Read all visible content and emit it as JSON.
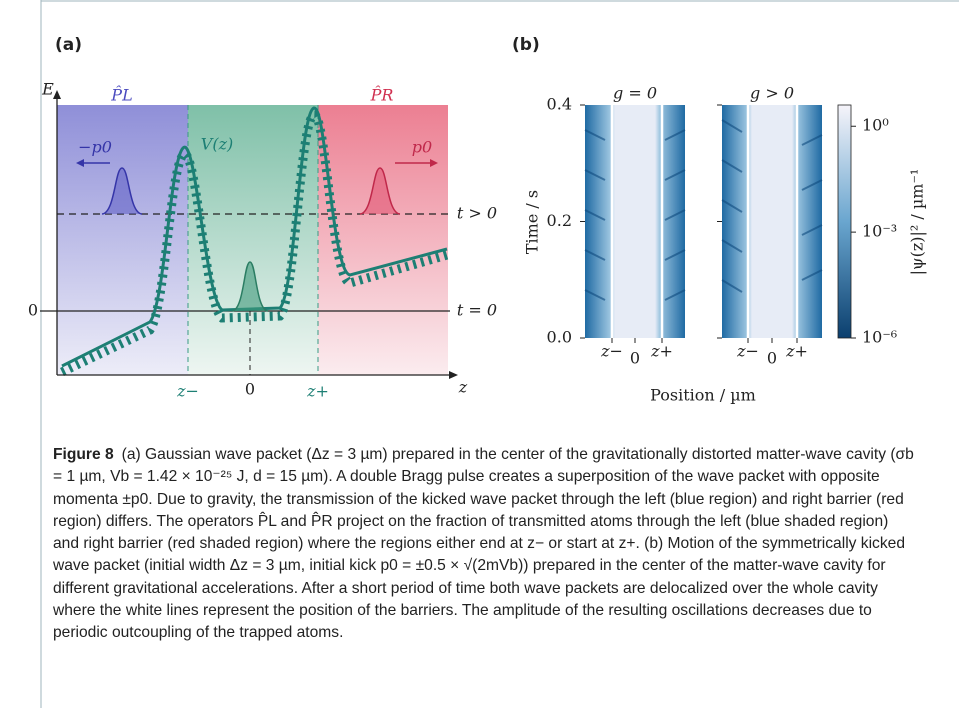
{
  "panel_a": {
    "label": "(a)",
    "axis_e": "E",
    "axis_z": "z",
    "p_left": "P̂L",
    "p_right": "P̂R",
    "potential": "V(z)",
    "minus_p0": "−p0",
    "p0": "p0",
    "t_pos": "t > 0",
    "t_zero": "t = 0",
    "zero_e": "0",
    "z_minus": "z−",
    "z_zero": "0",
    "z_plus": "z+"
  },
  "panel_b": {
    "label": "(b)",
    "titles": [
      "g = 0",
      "g > 0"
    ],
    "ylabel": "Time / s",
    "xlabel": "Position / µm",
    "ylim": [
      0,
      0.4
    ],
    "yticks": [
      {
        "value": 0,
        "label": "0.0"
      },
      0.2,
      0.4
    ],
    "xtick_labels": [
      "z−",
      "0",
      "z+"
    ],
    "colorbar_label": "|ψ(z)|² / µm⁻¹",
    "log_scale": true,
    "clim": [
      1e-06,
      4
    ],
    "colorbar_ticks": [
      {
        "value": 1,
        "label": "10⁰"
      },
      {
        "value": 0.001,
        "label": "10⁻³"
      },
      {
        "value": 1e-06,
        "label": "10⁻⁶"
      }
    ]
  },
  "caption": {
    "figure": "Figure 8",
    "text": "(a) Gaussian wave packet (Δz = 3 µm) prepared in the center of the gravitationally distorted matter-wave cavity (σb = 1 µm, Vb = 1.42 × 10⁻²⁵ J, d = 15 µm). A double Bragg pulse creates a superposition of the wave packet with opposite momenta ±p0. Due to gravity, the transmission of the kicked wave packet through the left (blue region) and right barrier (red region) differs. The operators P̂L and P̂R project on the fraction of transmitted atoms through the left (blue shaded region) and right barrier (red shaded region) where the regions either end at z− or start at z+. (b) Motion of the symmetrically kicked wave packet (initial width Δz = 3 µm, initial kick p0 = ±0.5 × √(2mVb)) prepared in the center of the matter-wave cavity for different gravitational accelerations. After a short period of time both wave packets are delocalized over the whole cavity where the white lines represent the position of the barriers. The amplitude of the resulting oscillations decreases due to periodic outcoupling of the trapped atoms."
  }
}
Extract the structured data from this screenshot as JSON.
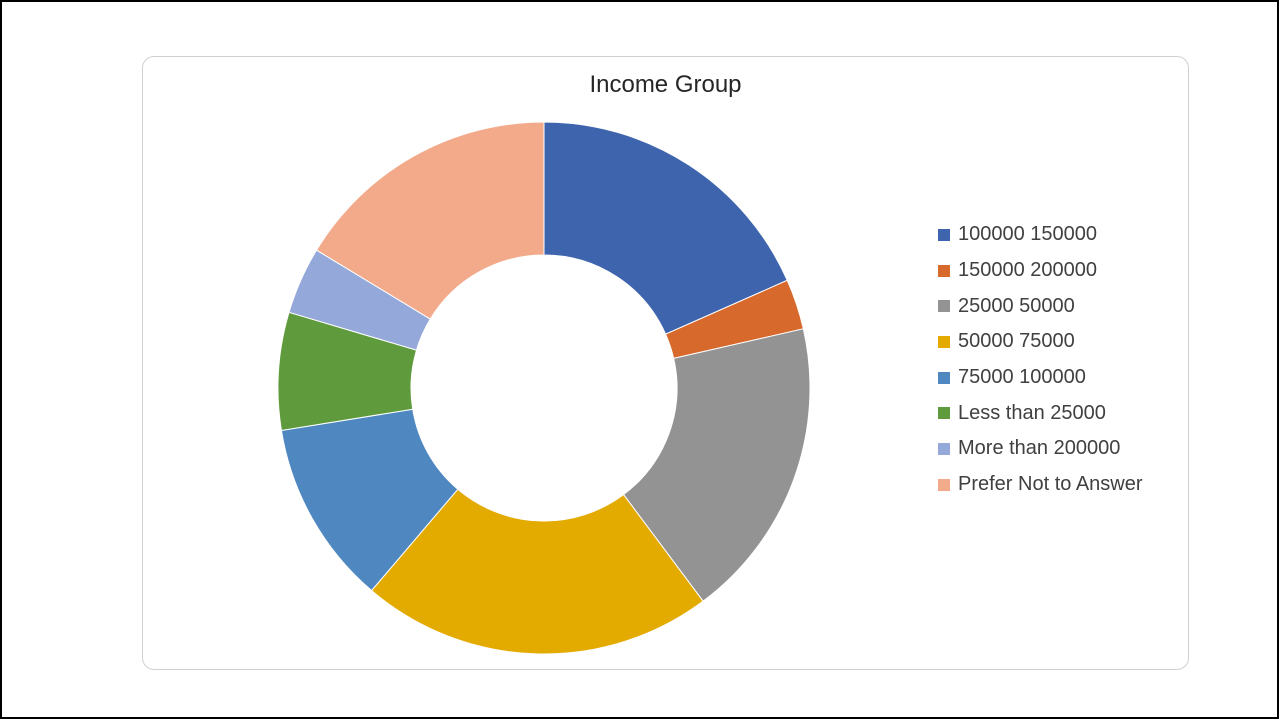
{
  "chart_data": {
    "type": "pie",
    "variant": "donut",
    "title": "Income Group",
    "legend_position": "right",
    "slices": [
      {
        "label": "100000 150000",
        "value": 18,
        "color": "#3d64ad"
      },
      {
        "label": "150000 200000",
        "value": 3,
        "color": "#d7692c"
      },
      {
        "label": "25000 50000",
        "value": 18,
        "color": "#939393"
      },
      {
        "label": "50000 75000",
        "value": 21,
        "color": "#e3aa00"
      },
      {
        "label": "75000 100000",
        "value": 11,
        "color": "#4f88c0"
      },
      {
        "label": "Less than 25000",
        "value": 7,
        "color": "#5f9b3c"
      },
      {
        "label": "More than 200000",
        "value": 4,
        "color": "#94a9da"
      },
      {
        "label": "Prefer Not to Answer",
        "value": 16,
        "color": "#f2aa8b"
      }
    ]
  }
}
----
**What to produce:** Each record above should come back exactly the same, only without its pictures.

**Written response:**
Read all visible content and emit it as JSON.
{
  "panel_a": {
    "label": "(a)",
    "axis_e": "E",
    "axis_z": "z",
    "p_left": "P̂L",
    "p_right": "P̂R",
    "potential": "V(z)",
    "minus_p0": "−p0",
    "p0": "p0",
    "t_pos": "t > 0",
    "t_zero": "t = 0",
    "zero_e": "0",
    "z_minus": "z−",
    "z_zero": "0",
    "z_plus": "z+"
  },
  "panel_b": {
    "label": "(b)",
    "titles": [
      "g = 0",
      "g > 0"
    ],
    "ylabel": "Time / s",
    "xlabel": "Position / µm",
    "ylim": [
      0,
      0.4
    ],
    "yticks": [
      {
        "value": 0,
        "label": "0.0"
      },
      0.2,
      0.4
    ],
    "xtick_labels": [
      "z−",
      "0",
      "z+"
    ],
    "colorbar_label": "|ψ(z)|² / µm⁻¹",
    "log_scale": true,
    "clim": [
      1e-06,
      4
    ],
    "colorbar_ticks": [
      {
        "value": 1,
        "label": "10⁰"
      },
      {
        "value": 0.001,
        "label": "10⁻³"
      },
      {
        "value": 1e-06,
        "label": "10⁻⁶"
      }
    ]
  },
  "caption": {
    "figure": "Figure 8",
    "text": "(a) Gaussian wave packet (Δz = 3 µm) prepared in the center of the gravitationally distorted matter-wave cavity (σb = 1 µm, Vb = 1.42 × 10⁻²⁵ J, d = 15 µm). A double Bragg pulse creates a superposition of the wave packet with opposite momenta ±p0. Due to gravity, the transmission of the kicked wave packet through the left (blue region) and right barrier (red region) differs. The operators P̂L and P̂R project on the fraction of transmitted atoms through the left (blue shaded region) and right barrier (red shaded region) where the regions either end at z− or start at z+. (b) Motion of the symmetrically kicked wave packet (initial width Δz = 3 µm, initial kick p0 = ±0.5 × √(2mVb)) prepared in the center of the matter-wave cavity for different gravitational accelerations. After a short period of time both wave packets are delocalized over the whole cavity where the white lines represent the position of the barriers. The amplitude of the resulting oscillations decreases due to periodic outcoupling of the trapped atoms."
  }
}
Extract the structured data from this screenshot as JSON.
{
  "chart_data": {
    "type": "pie",
    "variant": "donut",
    "title": "Income Group",
    "legend_position": "right",
    "slices": [
      {
        "label": "100000 150000",
        "value": 18,
        "color": "#3d64ad"
      },
      {
        "label": "150000 200000",
        "value": 3,
        "color": "#d7692c"
      },
      {
        "label": "25000 50000",
        "value": 18,
        "color": "#939393"
      },
      {
        "label": "50000 75000",
        "value": 21,
        "color": "#e3aa00"
      },
      {
        "label": "75000 100000",
        "value": 11,
        "color": "#4f88c0"
      },
      {
        "label": "Less than 25000",
        "value": 7,
        "color": "#5f9b3c"
      },
      {
        "label": "More than 200000",
        "value": 4,
        "color": "#94a9da"
      },
      {
        "label": "Prefer Not to Answer",
        "value": 16,
        "color": "#f2aa8b"
      }
    ]
  }
}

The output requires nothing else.